[Task] Write the data out again exactly, with no pictures.

-----

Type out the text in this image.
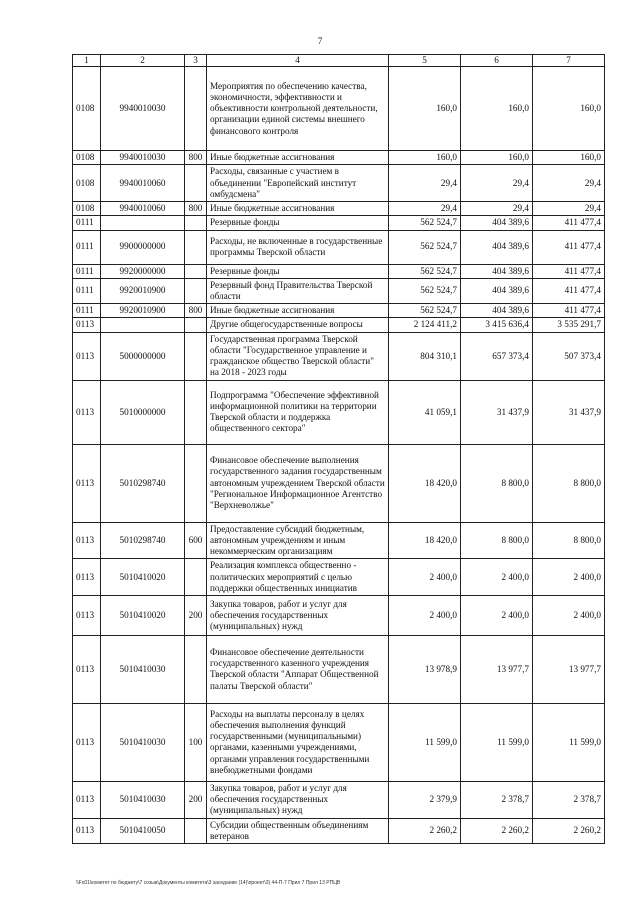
7
1	2	3	4	5	6	7
0108	9940010030		Мероприятия по обеспечению качества, экономичности, эффективности и объективности контрольной деятельности, организации единой системы внешнего финансового контроля	160,0	160,0	160,0
0108	9940010030	800	Иные бюджетные ассигнования	160,0	160,0	160,0
0108	9940010060		Расходы, связанные с участием в объединении "Европейский институт омбудсмена"	29,4	29,4	29,4
0108	9940010060	800	Иные бюджетные ассигнования	29,4	29,4	29,4
0111			Резервные фонды	562 524,7	404 389,6	411 477,4
0111	9900000000		Расходы, не включенные в государственные программы Тверской области	562 524,7	404 389,6	411 477,4
0111	9920000000		Резервные фонды	562 524,7	404 389,6	411 477,4
0111	9920010900		Резервный фонд Правительства Тверской области	562 524,7	404 389,6	411 477,4
0111	9920010900	800	Иные бюджетные ассигнования	562 524,7	404 389,6	411 477,4
0113			Другие общегосударственные вопросы	2 124 411,2	3 415 636,4	3 535 291,7
0113	5000000000		Государственная программа Тверской области "Государственное управление и гражданское общество Тверской области" на 2018 - 2023 годы	804 310,1	657 373,4	507 373,4
0113	5010000000		Подпрограмма "Обеспечение эффективной информационной политики на территории Тверской области и поддержка общественного сектора"	41 059,1	31 437,9	31 437,9
0113	5010298740		Финансовое обеспечение выполнения государственного задания государственным автономным учреждением Тверской области "Региональное Информационное Агентство "Верхневолжье"	18 420,0	8 800,0	8 800,0
0113	5010298740	600	Предоставление субсидий бюджетным, автономным учреждениям и иным некоммерческим организациям	18 420,0	8 800,0	8 800,0
0113	5010410020		Реализация комплекса общественно - политических мероприятий с целью поддержки общественных инициатив	2 400,0	2 400,0	2 400,0
0113	5010410020	200	Закупка товаров, работ и услуг для обеспечения государственных (муниципальных) нужд	2 400,0	2 400,0	2 400,0
0113	5010410030		Финансовое обеспечение деятельности государственного казенного учреждения Тверской области "Аппарат Общественной палаты Тверской области"	13 978,9	13 977,7	13 977,7
0113	5010410030	100	Расходы на выплаты персоналу в целях обеспечения выполнения функций государственными (муниципальными) органами, казенными учреждениями, органами управления государственными внебюджетными фондами	11 599,0	11 599,0	11 599,0
0113	5010410030	200	Закупка товаров, работ и услуг для обеспечения государственных (муниципальных) нужд	2 379,9	2 378,7	2 378,7
0113	5010410050		Субсидии общественным объединениям ветеранов	2 260,2	2 260,2	2 260,2
\\Fs01\комитет по бюджету\7 созыв\Документы комитета\3 заседание (14)\проект\3) 44-П-7 Прил 7 Прил 13 РПЦВ
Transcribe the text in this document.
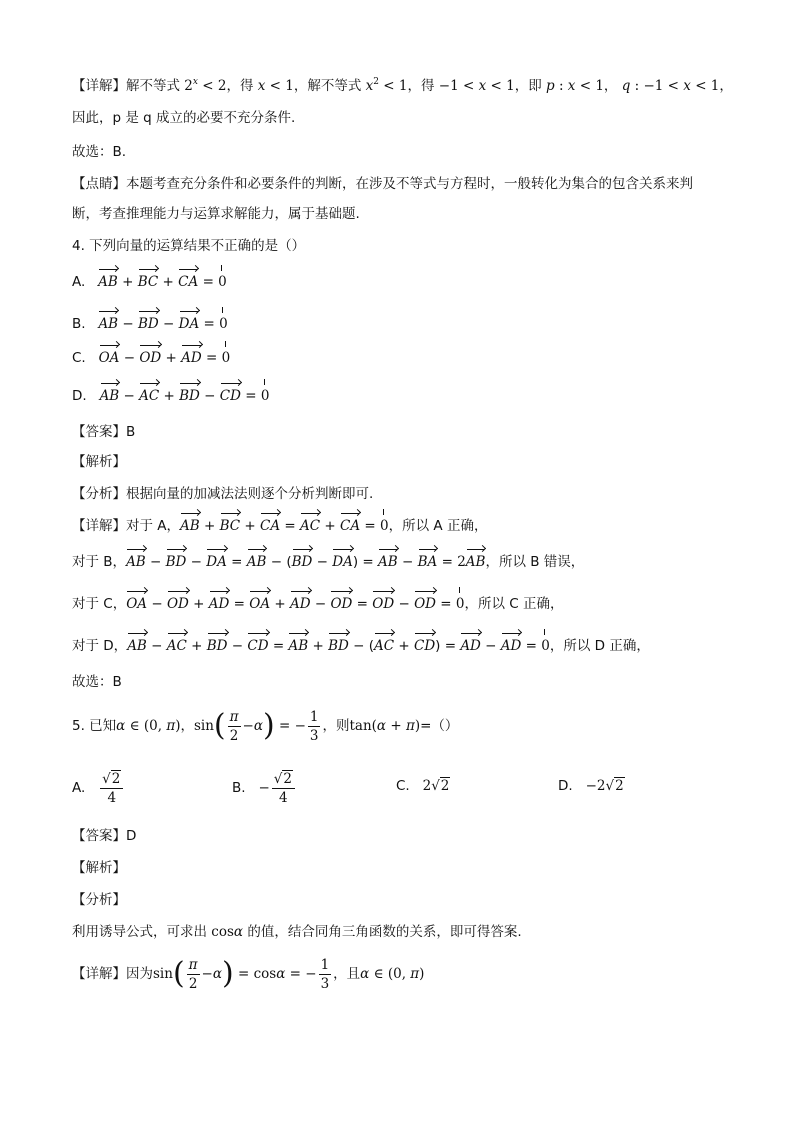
【详解】解不等式 $2^x < 2$，得 x < 1，解不等式 $x^2 < 1$，得 −1 < x < 1，即 p : x < 1， q : −1 < x < 1，
因此，p 是 q 成立的必要不充分条件.
故选：B.
【点睛】本题考查充分条件和必要条件的判断，在涉及不等式与方程时，一般转化为集合的包含关系来判
断，考查推理能力与运算求解能力，属于基础题.
4. 下列向量的运算结果不正确的是（）
A. AB + BC + CA = 0
B. AB − BD − DA = 0
C. OA − OD + AD = 0
D. AB − AC + BD − CD = 0
【答案】B
【解析】
【分析】根据向量的加减法法则逐个分析判断即可.
【详解】对于 A，AB + BC + CA = AC + CA = 0，所以 A 正确，
对于 B，AB − BD − DA = AB − (BD − DA) = AB − BA = 2AB，所以 B 错误，
对于 C，OA − OD + AD = OA + AD − OD = OD − OD = 0，所以 C 正确，
对于 D，AB − AC + BD − CD = AB + BD − (AC + CD) = AD − AD = 0，所以 D 正确，
故选：B
5. 已知α ∈ (0, π)，$\sin( \frac{\pi}{2} -\alpha)$ = − $\frac{1}{3}$ ，则tan(α + π)=（）
A. $\frac{√2}{4}$	B. − $\frac{√2}{4}$	C. 2√2	D. −2√2
【答案】D
【解析】
【分析】
利用诱导公式，可求出 cosα 的值，结合同角三角函数的关系，即可得答案.
【详解】因为$\sin( \frac{\pi}{2} -\alpha) = \cos\alpha$ = − $\frac{1}{3}$ ，且α ∈ (0, π)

-----

[Written solution]
Type out the text in this image.
7
1	2	3	4	5	6	7
0108	9940010030		Мероприятия по обеспечению качества, экономичности, эффективности и объективности контрольной деятельности, организации единой системы внешнего финансового контроля	160,0	160,0	160,0
0108	9940010030	800	Иные бюджетные ассигнования	160,0	160,0	160,0
0108	9940010060		Расходы, связанные с участием в объединении "Европейский институт омбудсмена"	29,4	29,4	29,4
0108	9940010060	800	Иные бюджетные ассигнования	29,4	29,4	29,4
0111			Резервные фонды	562 524,7	404 389,6	411 477,4
0111	9900000000		Расходы, не включенные в государственные программы Тверской области	562 524,7	404 389,6	411 477,4
0111	9920000000		Резервные фонды	562 524,7	404 389,6	411 477,4
0111	9920010900		Резервный фонд Правительства Тверской области	562 524,7	404 389,6	411 477,4
0111	9920010900	800	Иные бюджетные ассигнования	562 524,7	404 389,6	411 477,4
0113			Другие общегосударственные вопросы	2 124 411,2	3 415 636,4	3 535 291,7
0113	5000000000		Государственная программа Тверской области "Государственное управление и гражданское общество Тверской области" на 2018 - 2023 годы	804 310,1	657 373,4	507 373,4
0113	5010000000		Подпрограмма "Обеспечение эффективной информационной политики на территории Тверской области и поддержка общественного сектора"	41 059,1	31 437,9	31 437,9
0113	5010298740		Финансовое обеспечение выполнения государственного задания государственным автономным учреждением Тверской области "Региональное Информационное Агентство "Верхневолжье"	18 420,0	8 800,0	8 800,0
0113	5010298740	600	Предоставление субсидий бюджетным, автономным учреждениям и иным некоммерческим организациям	18 420,0	8 800,0	8 800,0
0113	5010410020		Реализация комплекса общественно - политических мероприятий с целью поддержки общественных инициатив	2 400,0	2 400,0	2 400,0
0113	5010410020	200	Закупка товаров, работ и услуг для обеспечения государственных (муниципальных) нужд	2 400,0	2 400,0	2 400,0
0113	5010410030		Финансовое обеспечение деятельности государственного казенного учреждения Тверской области "Аппарат Общественной палаты Тверской области"	13 978,9	13 977,7	13 977,7
0113	5010410030	100	Расходы на выплаты персоналу в целях обеспечения выполнения функций государственными (муниципальными) органами, казенными учреждениями, органами управления государственными внебюджетными фондами	11 599,0	11 599,0	11 599,0
0113	5010410030	200	Закупка товаров, работ и услуг для обеспечения государственных (муниципальных) нужд	2 379,9	2 378,7	2 378,7
0113	5010410050		Субсидии общественным объединениям ветеранов	2 260,2	2 260,2	2 260,2
\\Fs01\комитет по бюджету\7 созыв\Документы комитета\3 заседание (14)\проект\3) 44-П-7 Прил 7 Прил 13 РПЦВ
Transcribe the text in this document.
【详解】解不等式 $2^x < 2$，得 x < 1，解不等式 $x^2 < 1$，得 −1 < x < 1，即 p : x < 1， q : −1 < x < 1，
因此，p 是 q 成立的必要不充分条件.
故选：B.
【点睛】本题考查充分条件和必要条件的判断，在涉及不等式与方程时，一般转化为集合的包含关系来判
断，考查推理能力与运算求解能力，属于基础题.
4. 下列向量的运算结果不正确的是（）
A. AB + BC + CA = 0
B. AB − BD − DA = 0
C. OA − OD + AD = 0
D. AB − AC + BD − CD = 0
【答案】B
【解析】
【分析】根据向量的加减法法则逐个分析判断即可.
【详解】对于 A，AB + BC + CA = AC + CA = 0，所以 A 正确，
对于 B，AB − BD − DA = AB − (BD − DA) = AB − BA = 2AB，所以 B 错误，
对于 C，OA − OD + AD = OA + AD − OD = OD − OD = 0，所以 C 正确，
对于 D，AB − AC + BD − CD = AB + BD − (AC + CD) = AD − AD = 0，所以 D 正确，
故选：B
5. 已知α ∈ (0, π)，$\sin( \frac{\pi}{2} -\alpha)$ = − $\frac{1}{3}$ ，则tan(α + π)=（）
A. $\frac{√2}{4}$	B. − $\frac{√2}{4}$	C. 2√2	D. −2√2
【答案】D
【解析】
【分析】
利用诱导公式，可求出 cosα 的值，结合同角三角函数的关系，即可得答案.
【详解】因为$\sin( \frac{\pi}{2} -\alpha) = \cos\alpha$ = − $\frac{1}{3}$ ，且α ∈ (0, π)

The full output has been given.